■ Supplied records:
>> Start

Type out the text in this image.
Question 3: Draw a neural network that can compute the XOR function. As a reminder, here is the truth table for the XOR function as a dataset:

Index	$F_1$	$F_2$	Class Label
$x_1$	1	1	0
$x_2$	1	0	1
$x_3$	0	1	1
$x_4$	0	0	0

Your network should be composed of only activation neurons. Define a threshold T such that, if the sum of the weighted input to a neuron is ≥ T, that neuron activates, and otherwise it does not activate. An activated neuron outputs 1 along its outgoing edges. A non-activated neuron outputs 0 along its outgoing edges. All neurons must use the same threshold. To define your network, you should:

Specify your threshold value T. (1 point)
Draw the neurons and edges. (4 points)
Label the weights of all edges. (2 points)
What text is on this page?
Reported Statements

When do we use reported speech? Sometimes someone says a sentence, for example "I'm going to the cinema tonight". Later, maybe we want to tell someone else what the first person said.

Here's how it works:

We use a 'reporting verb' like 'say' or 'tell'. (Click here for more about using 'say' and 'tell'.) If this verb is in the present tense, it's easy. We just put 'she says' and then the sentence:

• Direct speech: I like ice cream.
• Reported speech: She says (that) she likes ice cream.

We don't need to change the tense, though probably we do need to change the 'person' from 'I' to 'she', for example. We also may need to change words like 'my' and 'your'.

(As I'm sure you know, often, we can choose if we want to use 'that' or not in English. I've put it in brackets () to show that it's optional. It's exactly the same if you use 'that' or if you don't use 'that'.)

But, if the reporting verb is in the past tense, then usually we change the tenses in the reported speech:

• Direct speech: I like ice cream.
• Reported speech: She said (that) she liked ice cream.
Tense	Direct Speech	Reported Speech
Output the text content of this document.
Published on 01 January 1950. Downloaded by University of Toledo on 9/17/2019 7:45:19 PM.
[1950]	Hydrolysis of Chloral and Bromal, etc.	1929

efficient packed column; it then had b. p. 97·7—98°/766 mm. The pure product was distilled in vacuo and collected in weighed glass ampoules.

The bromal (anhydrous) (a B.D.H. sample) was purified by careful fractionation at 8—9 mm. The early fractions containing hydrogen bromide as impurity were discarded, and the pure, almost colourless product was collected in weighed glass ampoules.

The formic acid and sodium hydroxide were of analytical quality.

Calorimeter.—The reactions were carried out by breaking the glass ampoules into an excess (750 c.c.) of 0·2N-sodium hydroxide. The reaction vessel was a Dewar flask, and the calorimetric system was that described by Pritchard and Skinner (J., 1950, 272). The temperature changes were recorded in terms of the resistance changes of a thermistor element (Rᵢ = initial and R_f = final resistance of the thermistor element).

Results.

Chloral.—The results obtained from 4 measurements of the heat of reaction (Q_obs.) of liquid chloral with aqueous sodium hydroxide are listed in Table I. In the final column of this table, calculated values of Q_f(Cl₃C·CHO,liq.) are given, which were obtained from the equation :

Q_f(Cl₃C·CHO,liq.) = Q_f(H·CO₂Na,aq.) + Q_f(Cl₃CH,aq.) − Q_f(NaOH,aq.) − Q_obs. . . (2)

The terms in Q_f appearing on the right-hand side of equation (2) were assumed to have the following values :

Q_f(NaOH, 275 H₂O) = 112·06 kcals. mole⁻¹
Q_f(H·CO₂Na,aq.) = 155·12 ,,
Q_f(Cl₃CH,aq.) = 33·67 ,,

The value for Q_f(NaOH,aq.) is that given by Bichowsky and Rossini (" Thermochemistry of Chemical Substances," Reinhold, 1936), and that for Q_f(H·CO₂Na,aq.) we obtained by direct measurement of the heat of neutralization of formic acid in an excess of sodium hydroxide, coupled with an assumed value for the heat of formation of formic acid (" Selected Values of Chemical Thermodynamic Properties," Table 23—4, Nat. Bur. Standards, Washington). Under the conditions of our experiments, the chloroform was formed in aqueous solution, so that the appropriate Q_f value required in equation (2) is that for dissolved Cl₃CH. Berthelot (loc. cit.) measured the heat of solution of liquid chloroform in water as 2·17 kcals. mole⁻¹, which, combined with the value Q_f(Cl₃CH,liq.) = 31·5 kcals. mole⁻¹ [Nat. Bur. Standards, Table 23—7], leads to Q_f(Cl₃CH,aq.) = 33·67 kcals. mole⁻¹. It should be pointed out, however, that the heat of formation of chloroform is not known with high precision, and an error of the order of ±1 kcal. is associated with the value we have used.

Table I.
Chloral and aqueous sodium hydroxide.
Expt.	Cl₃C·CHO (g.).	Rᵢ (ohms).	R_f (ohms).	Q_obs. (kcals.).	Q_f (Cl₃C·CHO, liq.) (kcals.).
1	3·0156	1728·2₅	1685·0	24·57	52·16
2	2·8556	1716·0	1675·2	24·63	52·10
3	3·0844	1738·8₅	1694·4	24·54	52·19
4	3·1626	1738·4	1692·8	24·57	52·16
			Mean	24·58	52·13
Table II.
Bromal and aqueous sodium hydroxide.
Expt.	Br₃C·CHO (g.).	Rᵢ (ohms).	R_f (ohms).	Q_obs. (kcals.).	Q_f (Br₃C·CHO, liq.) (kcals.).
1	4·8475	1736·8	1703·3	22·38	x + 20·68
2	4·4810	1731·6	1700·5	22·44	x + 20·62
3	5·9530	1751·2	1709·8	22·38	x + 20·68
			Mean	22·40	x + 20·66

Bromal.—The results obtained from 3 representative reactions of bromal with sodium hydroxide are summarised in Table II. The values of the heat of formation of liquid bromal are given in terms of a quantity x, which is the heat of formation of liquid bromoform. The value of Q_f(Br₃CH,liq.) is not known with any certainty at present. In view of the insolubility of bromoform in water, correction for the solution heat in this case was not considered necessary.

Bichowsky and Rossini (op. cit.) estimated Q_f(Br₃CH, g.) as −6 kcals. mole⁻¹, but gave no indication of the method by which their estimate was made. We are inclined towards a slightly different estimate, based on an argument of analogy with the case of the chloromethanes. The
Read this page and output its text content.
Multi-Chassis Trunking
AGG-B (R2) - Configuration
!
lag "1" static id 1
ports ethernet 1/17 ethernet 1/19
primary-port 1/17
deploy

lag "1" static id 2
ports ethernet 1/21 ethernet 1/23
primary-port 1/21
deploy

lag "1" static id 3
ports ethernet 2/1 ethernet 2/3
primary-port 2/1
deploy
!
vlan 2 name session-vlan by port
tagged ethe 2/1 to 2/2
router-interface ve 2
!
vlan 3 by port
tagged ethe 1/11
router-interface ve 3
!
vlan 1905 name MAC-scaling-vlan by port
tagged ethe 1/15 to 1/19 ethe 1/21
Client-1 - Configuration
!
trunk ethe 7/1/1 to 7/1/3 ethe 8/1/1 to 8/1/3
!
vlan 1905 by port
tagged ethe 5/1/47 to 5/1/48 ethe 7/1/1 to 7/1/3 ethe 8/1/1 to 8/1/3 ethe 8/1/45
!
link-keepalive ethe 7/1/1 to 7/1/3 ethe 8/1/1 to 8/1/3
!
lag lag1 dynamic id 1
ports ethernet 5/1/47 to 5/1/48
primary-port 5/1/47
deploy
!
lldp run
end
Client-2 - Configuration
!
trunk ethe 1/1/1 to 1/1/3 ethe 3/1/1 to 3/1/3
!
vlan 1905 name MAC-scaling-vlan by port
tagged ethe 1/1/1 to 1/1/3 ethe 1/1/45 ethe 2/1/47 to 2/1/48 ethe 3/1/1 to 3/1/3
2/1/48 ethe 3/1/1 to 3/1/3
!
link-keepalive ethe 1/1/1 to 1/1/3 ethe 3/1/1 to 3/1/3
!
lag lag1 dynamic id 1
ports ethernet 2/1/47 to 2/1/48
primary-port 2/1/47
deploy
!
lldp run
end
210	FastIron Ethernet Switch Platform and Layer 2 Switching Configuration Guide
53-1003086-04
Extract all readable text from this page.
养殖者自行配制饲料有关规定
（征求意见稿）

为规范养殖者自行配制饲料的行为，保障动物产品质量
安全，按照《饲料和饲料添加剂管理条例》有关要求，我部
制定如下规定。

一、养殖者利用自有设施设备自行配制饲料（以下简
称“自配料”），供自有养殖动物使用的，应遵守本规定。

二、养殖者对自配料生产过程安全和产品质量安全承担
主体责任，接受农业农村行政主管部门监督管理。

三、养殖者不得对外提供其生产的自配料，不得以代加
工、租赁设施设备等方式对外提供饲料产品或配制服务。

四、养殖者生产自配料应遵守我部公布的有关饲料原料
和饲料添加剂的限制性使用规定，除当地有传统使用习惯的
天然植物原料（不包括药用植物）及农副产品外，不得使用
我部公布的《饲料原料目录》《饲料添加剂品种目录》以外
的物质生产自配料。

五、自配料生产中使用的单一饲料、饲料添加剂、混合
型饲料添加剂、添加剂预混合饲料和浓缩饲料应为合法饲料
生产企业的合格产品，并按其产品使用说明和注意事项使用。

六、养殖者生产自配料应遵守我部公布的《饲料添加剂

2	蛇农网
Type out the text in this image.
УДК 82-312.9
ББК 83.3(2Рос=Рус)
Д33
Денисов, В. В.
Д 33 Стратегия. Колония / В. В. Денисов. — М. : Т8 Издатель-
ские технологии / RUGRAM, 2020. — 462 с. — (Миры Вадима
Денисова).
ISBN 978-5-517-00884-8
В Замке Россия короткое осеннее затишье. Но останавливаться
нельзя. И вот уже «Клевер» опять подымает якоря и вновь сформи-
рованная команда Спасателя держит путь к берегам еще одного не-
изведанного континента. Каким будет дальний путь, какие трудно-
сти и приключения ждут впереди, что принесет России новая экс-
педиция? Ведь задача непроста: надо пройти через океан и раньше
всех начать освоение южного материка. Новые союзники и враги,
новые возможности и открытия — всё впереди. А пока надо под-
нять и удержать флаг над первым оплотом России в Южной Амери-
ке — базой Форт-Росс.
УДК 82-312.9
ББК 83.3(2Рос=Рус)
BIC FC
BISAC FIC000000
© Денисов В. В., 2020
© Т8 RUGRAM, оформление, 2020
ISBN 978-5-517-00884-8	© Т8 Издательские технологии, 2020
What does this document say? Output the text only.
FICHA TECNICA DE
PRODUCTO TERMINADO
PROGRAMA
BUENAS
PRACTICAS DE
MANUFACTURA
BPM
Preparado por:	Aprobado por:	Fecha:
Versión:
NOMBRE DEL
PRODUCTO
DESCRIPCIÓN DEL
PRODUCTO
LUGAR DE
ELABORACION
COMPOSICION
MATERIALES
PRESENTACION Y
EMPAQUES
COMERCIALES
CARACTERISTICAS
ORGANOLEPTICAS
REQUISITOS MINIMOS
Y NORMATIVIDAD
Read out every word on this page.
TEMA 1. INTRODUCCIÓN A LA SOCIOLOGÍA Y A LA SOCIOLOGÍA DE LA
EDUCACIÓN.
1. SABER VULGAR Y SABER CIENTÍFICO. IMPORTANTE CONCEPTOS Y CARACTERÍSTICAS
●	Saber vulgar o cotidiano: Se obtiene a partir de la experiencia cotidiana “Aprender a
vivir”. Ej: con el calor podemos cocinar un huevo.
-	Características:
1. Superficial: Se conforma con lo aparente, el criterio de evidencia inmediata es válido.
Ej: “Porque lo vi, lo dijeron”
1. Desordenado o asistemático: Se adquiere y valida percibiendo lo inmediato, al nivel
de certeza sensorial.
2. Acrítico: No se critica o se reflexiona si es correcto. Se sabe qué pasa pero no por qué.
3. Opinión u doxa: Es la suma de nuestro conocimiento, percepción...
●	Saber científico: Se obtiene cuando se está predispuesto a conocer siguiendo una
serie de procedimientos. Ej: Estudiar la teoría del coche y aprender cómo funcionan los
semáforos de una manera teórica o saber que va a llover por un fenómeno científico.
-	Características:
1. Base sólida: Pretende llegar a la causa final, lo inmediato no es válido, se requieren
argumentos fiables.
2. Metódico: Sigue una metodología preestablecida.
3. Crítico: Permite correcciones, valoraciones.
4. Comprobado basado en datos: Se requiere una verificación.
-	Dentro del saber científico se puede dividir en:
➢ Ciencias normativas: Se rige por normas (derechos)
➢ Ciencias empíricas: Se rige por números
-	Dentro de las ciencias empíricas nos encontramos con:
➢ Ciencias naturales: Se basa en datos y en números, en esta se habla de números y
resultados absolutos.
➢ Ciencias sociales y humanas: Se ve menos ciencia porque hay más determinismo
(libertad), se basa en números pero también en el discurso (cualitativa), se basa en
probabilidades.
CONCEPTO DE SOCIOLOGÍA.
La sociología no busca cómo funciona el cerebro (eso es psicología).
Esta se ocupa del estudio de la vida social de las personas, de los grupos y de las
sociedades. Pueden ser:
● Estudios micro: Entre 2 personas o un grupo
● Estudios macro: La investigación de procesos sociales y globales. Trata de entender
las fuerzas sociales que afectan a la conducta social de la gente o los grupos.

>> End

■ Description of the task: Write out every line of the data that holds the word "solution".

■ The completed task:
The value for Q_f(NaOH,aq.) is that given by Bichowsky and Rossini (" Thermochemistry of Chemical Substances," Reinhold, 1936), and that for Q_f(H·CO₂Na,aq.) we obtained by direct measurement of the heat of neutralization of formic acid in an excess of sodium hydroxide, coupled with an assumed value for the heat of formation of formic acid (" Selected Values of Chemical Thermodynamic Properties," Table 23—4, Nat. Bur. Standards, Washington). Under the conditions of our experiments, the chloroform was formed in aqueous solution, so that the appropriate Q_f value required in equation (2) is that for dissolved Cl₃CH. Berthelot (loc. cit.) measured the heat of solution of liquid chloroform in water as 2·17 kcals. mole⁻¹, which, combined with the value Q_f(Cl₃CH,liq.) = 31·5 kcals. mole⁻¹ [Nat. Bur. Standards, Table 23—7], leads to Q_f(Cl₃CH,aq.) = 33·67 kcals. mole⁻¹. It should be pointed out, however, that the heat of formation of chloroform is not known with high precision, and an error of the order of ±1 kcal. is associated with the value we have used.
Bromal.—The results obtained from 3 representative reactions of bromal with sodium hydroxide are summarised in Table II. The values of the heat of formation of liquid bromal are given in terms of a quantity x, which is the heat of formation of liquid bromoform. The value of Q_f(Br₃CH,liq.) is not known with any certainty at present. In view of the insolubility of bromoform in water, correction for the solution heat in this case was not considered necessary.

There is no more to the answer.